* Begin EXERCISE INPUT *
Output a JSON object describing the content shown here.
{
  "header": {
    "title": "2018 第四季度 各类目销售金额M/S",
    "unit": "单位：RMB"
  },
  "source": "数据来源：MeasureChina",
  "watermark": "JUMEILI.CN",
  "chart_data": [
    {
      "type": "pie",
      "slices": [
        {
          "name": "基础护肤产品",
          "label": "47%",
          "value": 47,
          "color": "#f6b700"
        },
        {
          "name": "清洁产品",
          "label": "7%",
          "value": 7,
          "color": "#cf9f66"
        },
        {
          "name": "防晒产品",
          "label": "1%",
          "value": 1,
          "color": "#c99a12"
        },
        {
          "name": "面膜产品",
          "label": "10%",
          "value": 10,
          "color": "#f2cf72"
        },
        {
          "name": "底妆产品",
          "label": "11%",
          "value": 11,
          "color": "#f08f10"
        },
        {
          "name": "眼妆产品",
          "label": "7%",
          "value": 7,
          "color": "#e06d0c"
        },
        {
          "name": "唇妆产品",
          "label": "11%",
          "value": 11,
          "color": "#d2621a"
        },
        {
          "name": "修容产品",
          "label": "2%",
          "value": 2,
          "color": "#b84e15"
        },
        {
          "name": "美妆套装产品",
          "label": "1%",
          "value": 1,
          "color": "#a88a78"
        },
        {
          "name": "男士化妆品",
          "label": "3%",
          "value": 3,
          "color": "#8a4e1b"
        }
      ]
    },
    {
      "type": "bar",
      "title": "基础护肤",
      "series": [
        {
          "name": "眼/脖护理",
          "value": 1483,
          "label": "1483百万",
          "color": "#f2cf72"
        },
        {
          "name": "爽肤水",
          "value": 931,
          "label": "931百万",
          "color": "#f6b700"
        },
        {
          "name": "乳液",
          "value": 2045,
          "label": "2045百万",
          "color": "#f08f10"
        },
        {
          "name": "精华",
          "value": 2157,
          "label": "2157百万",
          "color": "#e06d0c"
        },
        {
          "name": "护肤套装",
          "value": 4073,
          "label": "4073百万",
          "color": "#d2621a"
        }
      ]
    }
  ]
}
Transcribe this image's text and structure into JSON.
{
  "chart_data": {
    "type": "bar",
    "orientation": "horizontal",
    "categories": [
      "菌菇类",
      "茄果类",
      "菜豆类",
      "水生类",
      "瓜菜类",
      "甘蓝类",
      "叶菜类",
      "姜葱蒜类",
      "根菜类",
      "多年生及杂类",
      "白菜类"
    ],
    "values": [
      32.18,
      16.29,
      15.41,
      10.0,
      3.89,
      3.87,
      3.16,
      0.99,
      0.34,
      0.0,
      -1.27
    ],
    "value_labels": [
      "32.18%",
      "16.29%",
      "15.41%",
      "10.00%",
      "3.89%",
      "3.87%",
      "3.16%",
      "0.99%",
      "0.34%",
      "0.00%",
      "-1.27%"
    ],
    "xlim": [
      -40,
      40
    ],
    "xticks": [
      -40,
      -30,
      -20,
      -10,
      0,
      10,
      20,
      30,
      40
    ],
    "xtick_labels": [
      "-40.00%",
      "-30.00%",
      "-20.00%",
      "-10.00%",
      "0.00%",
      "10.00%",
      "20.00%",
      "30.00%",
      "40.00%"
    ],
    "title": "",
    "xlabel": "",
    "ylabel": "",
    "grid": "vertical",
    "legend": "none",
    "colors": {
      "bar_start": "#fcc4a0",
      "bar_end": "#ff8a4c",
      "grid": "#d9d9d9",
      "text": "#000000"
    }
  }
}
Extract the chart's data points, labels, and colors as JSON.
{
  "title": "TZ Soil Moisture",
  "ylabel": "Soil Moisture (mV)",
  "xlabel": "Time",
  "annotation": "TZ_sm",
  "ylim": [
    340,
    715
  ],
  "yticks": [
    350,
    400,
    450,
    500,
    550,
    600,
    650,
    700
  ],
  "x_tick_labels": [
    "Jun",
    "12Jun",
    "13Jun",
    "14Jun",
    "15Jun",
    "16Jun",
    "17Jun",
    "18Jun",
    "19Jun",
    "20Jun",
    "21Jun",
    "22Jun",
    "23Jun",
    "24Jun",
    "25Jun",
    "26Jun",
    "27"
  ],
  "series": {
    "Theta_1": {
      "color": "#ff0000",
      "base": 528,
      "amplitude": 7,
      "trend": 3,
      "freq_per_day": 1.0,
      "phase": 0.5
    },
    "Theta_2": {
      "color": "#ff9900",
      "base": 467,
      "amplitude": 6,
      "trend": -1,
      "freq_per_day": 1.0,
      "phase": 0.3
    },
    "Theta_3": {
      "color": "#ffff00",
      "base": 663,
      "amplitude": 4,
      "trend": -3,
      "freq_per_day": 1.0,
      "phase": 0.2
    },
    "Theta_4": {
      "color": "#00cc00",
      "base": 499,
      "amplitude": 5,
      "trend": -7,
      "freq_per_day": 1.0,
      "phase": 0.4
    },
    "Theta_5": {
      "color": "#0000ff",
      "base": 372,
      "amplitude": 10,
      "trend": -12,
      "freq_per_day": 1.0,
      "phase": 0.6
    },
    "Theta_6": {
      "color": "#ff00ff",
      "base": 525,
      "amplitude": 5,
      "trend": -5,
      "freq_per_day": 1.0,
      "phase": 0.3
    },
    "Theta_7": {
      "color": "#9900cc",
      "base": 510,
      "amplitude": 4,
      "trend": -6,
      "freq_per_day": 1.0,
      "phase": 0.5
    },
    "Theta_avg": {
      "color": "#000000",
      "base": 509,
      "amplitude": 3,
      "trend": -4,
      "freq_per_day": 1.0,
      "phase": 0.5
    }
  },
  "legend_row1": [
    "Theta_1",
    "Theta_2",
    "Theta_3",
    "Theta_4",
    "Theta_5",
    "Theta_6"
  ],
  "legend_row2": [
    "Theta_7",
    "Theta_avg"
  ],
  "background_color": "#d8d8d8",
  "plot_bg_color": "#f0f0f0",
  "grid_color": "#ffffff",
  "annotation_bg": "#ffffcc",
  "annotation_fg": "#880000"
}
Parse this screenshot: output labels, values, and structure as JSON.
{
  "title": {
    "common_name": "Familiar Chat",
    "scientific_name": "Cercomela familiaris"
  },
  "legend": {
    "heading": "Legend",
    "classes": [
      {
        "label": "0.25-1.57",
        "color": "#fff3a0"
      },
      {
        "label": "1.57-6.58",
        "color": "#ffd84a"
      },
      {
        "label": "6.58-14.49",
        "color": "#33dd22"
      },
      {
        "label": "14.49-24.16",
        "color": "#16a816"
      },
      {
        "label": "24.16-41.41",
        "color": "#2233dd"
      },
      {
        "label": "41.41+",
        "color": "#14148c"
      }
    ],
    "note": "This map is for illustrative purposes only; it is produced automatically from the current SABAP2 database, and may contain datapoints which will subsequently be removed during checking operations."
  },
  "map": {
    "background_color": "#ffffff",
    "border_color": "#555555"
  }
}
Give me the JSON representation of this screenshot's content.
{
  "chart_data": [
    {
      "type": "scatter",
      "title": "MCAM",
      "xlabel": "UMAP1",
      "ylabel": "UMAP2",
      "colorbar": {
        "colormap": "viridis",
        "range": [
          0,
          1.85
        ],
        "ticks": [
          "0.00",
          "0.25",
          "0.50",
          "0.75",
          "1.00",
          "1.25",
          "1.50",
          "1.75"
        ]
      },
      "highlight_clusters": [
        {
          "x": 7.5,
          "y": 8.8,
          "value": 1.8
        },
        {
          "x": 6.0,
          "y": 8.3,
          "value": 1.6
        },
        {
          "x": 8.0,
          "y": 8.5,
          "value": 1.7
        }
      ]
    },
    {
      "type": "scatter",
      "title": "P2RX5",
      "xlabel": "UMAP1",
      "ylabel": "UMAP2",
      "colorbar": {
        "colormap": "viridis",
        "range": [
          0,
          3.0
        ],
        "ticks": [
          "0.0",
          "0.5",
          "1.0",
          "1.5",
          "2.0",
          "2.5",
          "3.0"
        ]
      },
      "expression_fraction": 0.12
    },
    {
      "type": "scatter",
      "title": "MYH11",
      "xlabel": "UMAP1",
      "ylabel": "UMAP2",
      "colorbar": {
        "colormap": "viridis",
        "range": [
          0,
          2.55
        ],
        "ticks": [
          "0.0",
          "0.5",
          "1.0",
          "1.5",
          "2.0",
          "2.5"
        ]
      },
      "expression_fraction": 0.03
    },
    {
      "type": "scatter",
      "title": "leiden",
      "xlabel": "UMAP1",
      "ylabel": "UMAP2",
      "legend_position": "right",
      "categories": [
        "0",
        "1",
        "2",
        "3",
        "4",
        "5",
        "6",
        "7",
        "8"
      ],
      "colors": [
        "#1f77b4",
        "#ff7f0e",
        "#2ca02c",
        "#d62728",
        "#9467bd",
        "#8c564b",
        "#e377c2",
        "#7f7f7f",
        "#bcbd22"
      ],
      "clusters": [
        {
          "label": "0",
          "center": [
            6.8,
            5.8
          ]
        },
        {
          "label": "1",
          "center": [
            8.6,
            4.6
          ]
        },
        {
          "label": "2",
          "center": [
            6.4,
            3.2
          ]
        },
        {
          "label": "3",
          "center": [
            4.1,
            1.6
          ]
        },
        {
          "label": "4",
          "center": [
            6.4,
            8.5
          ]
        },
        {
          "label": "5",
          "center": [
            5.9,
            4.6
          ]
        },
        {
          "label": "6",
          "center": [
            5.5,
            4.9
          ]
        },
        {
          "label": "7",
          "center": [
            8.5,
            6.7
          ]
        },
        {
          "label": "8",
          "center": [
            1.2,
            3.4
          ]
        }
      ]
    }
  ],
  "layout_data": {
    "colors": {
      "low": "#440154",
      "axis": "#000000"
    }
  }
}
* End EXERCISE INPUT *
Go through the entries above and copy every line containing "structure".

RESULT FOR THIS EXERCISE →
Transcribe this image's text and structure into JSON.
Parse this screenshot: output labels, values, and structure as JSON.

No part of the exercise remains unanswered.